Short task: In the listing that follows, how many lines contain the string "time"? Provide only the number.

Given data:

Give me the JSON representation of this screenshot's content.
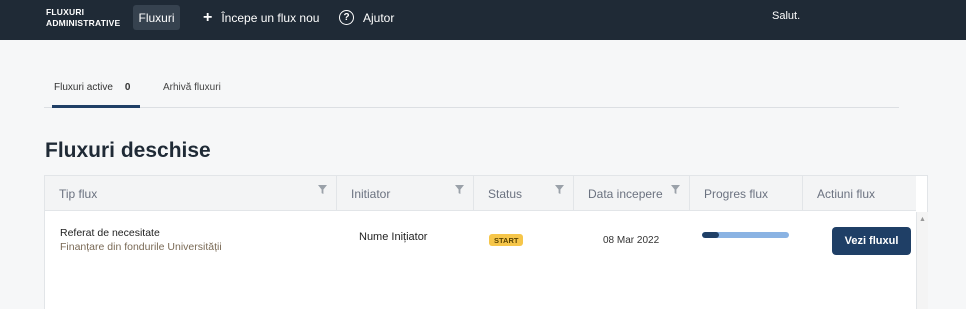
{
  "header": {
    "brand_line1": "FLUXURI",
    "brand_line2": "ADMINISTRATIVE",
    "nav": {
      "fluxuri": "Fluxuri",
      "new_flow": "Începe un flux nou",
      "help": "Ajutor"
    },
    "greeting": "Salut."
  },
  "tabs": {
    "active_label": "Fluxuri active",
    "active_count": "0",
    "archive_label": "Arhivă fluxuri"
  },
  "section_title": "Fluxuri deschise",
  "table": {
    "columns": [
      "Tip flux",
      "Initiator",
      "Status",
      "Data incepere",
      "Progres flux",
      "Actiuni flux"
    ],
    "rows": [
      {
        "type_title": "Referat de necesitate",
        "type_subtitle": "Finanțare din fondurile Universității",
        "initiator": "Nume Inițiator",
        "status": "START",
        "date": "08 Mar 2022",
        "progress": 0.2,
        "action_label": "Vezi fluxul"
      }
    ]
  },
  "colors": {
    "topbar": "#1f2a36",
    "accent": "#1f3f66",
    "status_start": "#f6c64a",
    "progress_track": "#8ab3e3"
  },
  "icons": {
    "add": "plus-icon",
    "help": "question-circle-icon",
    "filter": "filter-icon",
    "scroll": "scroll-up-arrow-icon"
  }
}
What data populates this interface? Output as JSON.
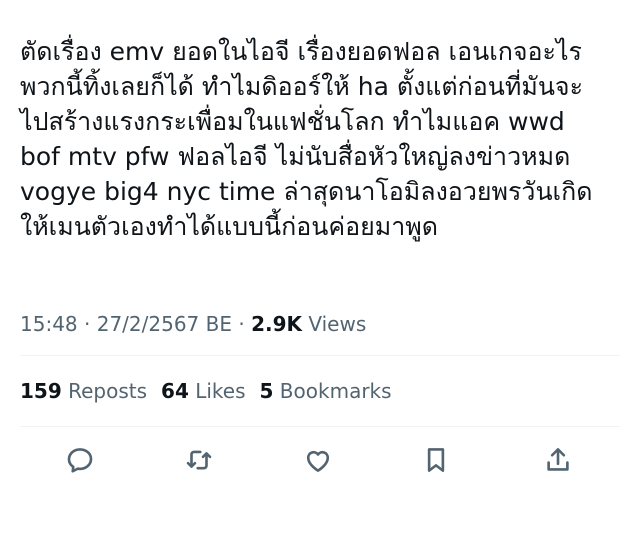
{
  "tweet": {
    "text_lines": [
      "ตัดเรื่อง emv ยอดในไอจี เรื่องยอดฟอล เอนเกจอะไร",
      "พวกนี้ทิ้งเลยก็ได้ ทำไมดิออร์ให้ ha ตั้งแต่ก่อนที่มันจะ",
      "ไปสร้างแรงกระเพื่อมในแฟชั่นโลก ทำไมแอค wwd",
      "bof mtv pfw ฟอลไอจี ไม่นับสื่อหัวใหญ่ลงข่าวหมด",
      "vogye big4 nyc time ล่าสุดนาโอมิลงอวยพรวันเกิด",
      "ให้เมนตัวเองทำได้แบบนี้ก่อนค่อยมาพูด"
    ]
  },
  "meta": {
    "time": "15:48",
    "separator1": " · ",
    "date": "27/2/2567 BE",
    "separator2": " · ",
    "views_count": "2.9K",
    "views_label": " Views"
  },
  "stats": {
    "reposts_count": "159",
    "reposts_label": " Reposts",
    "likes_count": "64",
    "likes_label": " Likes",
    "bookmarks_count": "5",
    "bookmarks_label": " Bookmarks"
  },
  "actions": {
    "icons": [
      "reply-icon",
      "repost-icon",
      "like-icon",
      "bookmark-icon",
      "share-icon"
    ],
    "icon_color": "#536471"
  },
  "colors": {
    "text": "#0f1419",
    "secondary": "#536471",
    "divider": "#eff3f4",
    "background": "#ffffff"
  }
}
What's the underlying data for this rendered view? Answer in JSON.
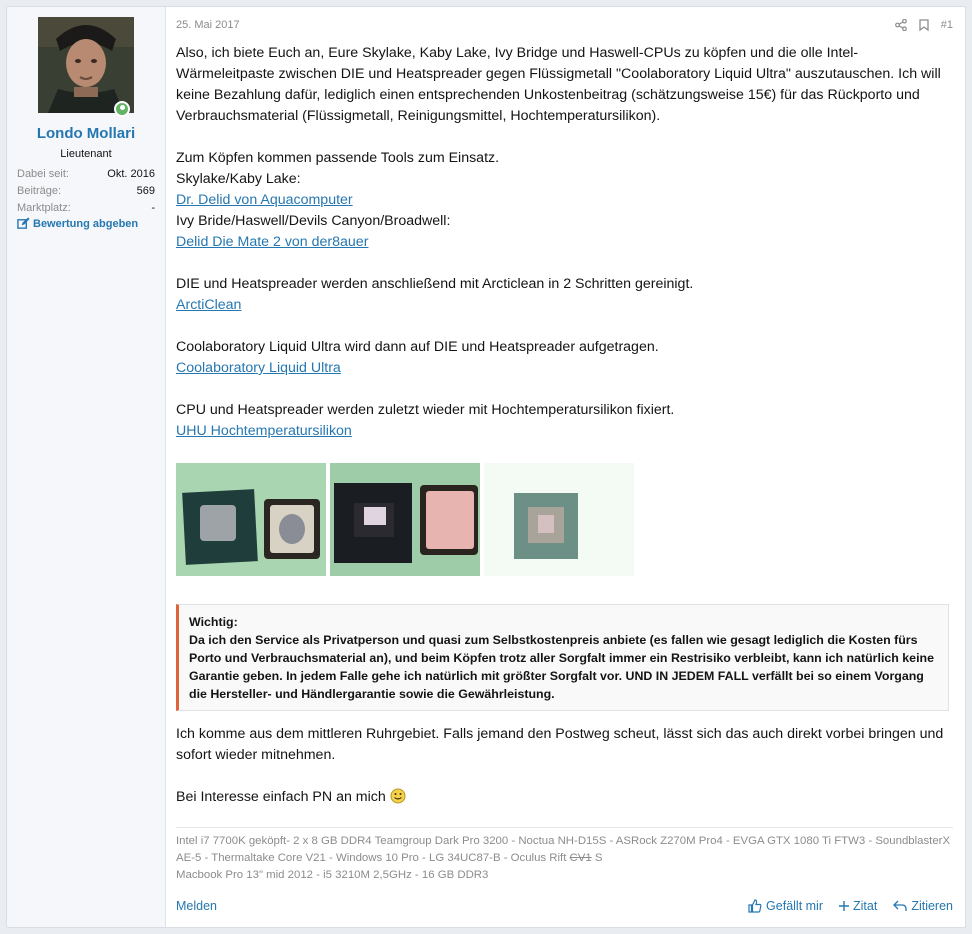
{
  "user": {
    "name": "Londo Mollari",
    "title": "Lieutenant",
    "stats": [
      {
        "key": "Dabei seit:",
        "value": "Okt. 2016"
      },
      {
        "key": "Beiträge:",
        "value": "569"
      },
      {
        "key": "Marktplatz:",
        "value": "-"
      }
    ],
    "rating_link": "Bewertung abgeben"
  },
  "post": {
    "date": "25. Mai 2017",
    "number": "#1",
    "intro": "Also, ich biete Euch an, Eure Skylake, Kaby Lake, Ivy Bridge und Haswell-CPUs zu köpfen und die olle Intel-Wärmeleitpaste zwischen DIE und Heatspreader gegen Flüssigmetall \"Coolaboratory Liquid Ultra\" auszutauschen. Ich will keine Bezahlung dafür, lediglich einen entsprechenden Unkostenbeitrag (schätzungsweise 15€) für das Rückporto und Verbrauchsmaterial (Flüssigmetall, Reinigungsmittel, Hochtemperatursilikon).",
    "tools_intro": "Zum Köpfen kommen passende Tools zum Einsatz.",
    "skylake_label": "Skylake/Kaby Lake:",
    "skylake_link": "Dr. Delid von Aquacomputer",
    "ivy_label": "Ivy Bride/Haswell/Devils Canyon/Broadwell:",
    "ivy_link": "Delid Die Mate 2 von der8auer",
    "clean_text": "DIE und Heatspreader werden anschließend mit Arcticlean in 2 Schritten gereinigt.",
    "clean_link": "ArctiClean",
    "liquid_text": "Coolaboratory Liquid Ultra wird dann auf DIE und Heatspreader aufgetragen.",
    "liquid_link": "Coolaboratory Liquid Ultra",
    "fix_text": "CPU und Heatspreader werden zuletzt wieder mit Hochtemperatursilikon fixiert.",
    "fix_link": "UHU Hochtemperatursilikon",
    "notice_title": "Wichtig:",
    "notice_text": "Da ich den Service als Privatperson und quasi zum Selbstkostenpreis anbiete (es fallen wie gesagt lediglich die Kosten fürs Porto und Verbrauchsmaterial an), und beim Köpfen trotz aller Sorgfalt immer ein Restrisiko verbleibt, kann ich natürlich keine Garantie geben. In jedem Falle gehe ich natürlich mit größter Sorgfalt vor. UND IN JEDEM FALL verfällt bei so einem Vorgang die Hersteller- und Händlergarantie sowie die Gewährleistung.",
    "location_text": "Ich komme aus dem mittleren Ruhrgebiet. Falls jemand den Postweg scheut, lässt sich das auch direkt vorbei bringen und sofort wieder mitnehmen.",
    "closing_text": "Bei Interesse einfach PN an mich"
  },
  "signature": {
    "line1": "Intel i7 7700K geköpft- 2 x 8 GB DDR4 Teamgroup Dark Pro 3200 - Noctua NH-D15S - ASRock Z270M Pro4 - EVGA GTX 1080 Ti FTW3 - SoundblasterX AE-5 - Thermaltake Core V21 - Windows 10 Pro - LG 34UC87-B - Oculus Rift",
    "struck": "CV1",
    "after_struck": "S",
    "line2": "Macbook Pro 13\" mid 2012 - i5 3210M 2,5GHz - 16 GB DDR3"
  },
  "footer": {
    "report": "Melden",
    "like": "Gefällt mir",
    "quote_plus": "Zitat",
    "quote": "Zitieren"
  },
  "colors": {
    "link": "#2577b1",
    "accent": "#e0633a",
    "online": "#63b265"
  }
}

Exercise response: 2